→ **DATASET CONTENT**
● ● ● ●
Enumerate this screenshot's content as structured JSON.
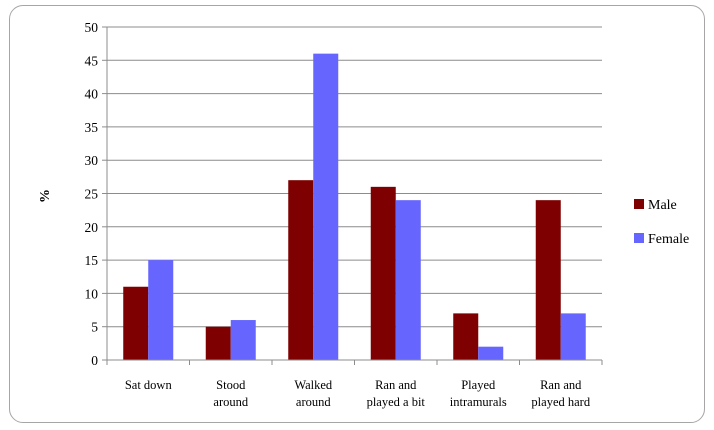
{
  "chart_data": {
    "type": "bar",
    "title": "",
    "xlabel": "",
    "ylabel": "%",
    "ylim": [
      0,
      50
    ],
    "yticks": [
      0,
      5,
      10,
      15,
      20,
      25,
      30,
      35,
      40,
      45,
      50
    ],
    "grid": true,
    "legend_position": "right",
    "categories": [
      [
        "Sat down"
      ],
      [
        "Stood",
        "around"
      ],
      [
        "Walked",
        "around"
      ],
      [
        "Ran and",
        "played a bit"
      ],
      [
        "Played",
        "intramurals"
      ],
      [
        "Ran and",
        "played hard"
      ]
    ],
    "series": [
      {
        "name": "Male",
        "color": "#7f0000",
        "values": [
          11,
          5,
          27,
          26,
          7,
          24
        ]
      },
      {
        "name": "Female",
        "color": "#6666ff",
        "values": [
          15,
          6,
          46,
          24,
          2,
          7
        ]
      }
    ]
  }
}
● ● ● ●
→ **WRITTEN REQUEST**
From the listing, extract all text exactly as given and drop any picture.

→ **RESULT**
Enumerate this screenshot's content as structured JSON.
{
  "chart_data": {
    "type": "bar",
    "title": "",
    "xlabel": "",
    "ylabel": "%",
    "ylim": [
      0,
      50
    ],
    "yticks": [
      0,
      5,
      10,
      15,
      20,
      25,
      30,
      35,
      40,
      45,
      50
    ],
    "grid": true,
    "legend_position": "right",
    "categories": [
      [
        "Sat down"
      ],
      [
        "Stood",
        "around"
      ],
      [
        "Walked",
        "around"
      ],
      [
        "Ran and",
        "played a bit"
      ],
      [
        "Played",
        "intramurals"
      ],
      [
        "Ran and",
        "played hard"
      ]
    ],
    "series": [
      {
        "name": "Male",
        "color": "#7f0000",
        "values": [
          11,
          5,
          27,
          26,
          7,
          24
        ]
      },
      {
        "name": "Female",
        "color": "#6666ff",
        "values": [
          15,
          6,
          46,
          24,
          2,
          7
        ]
      }
    ]
  }
}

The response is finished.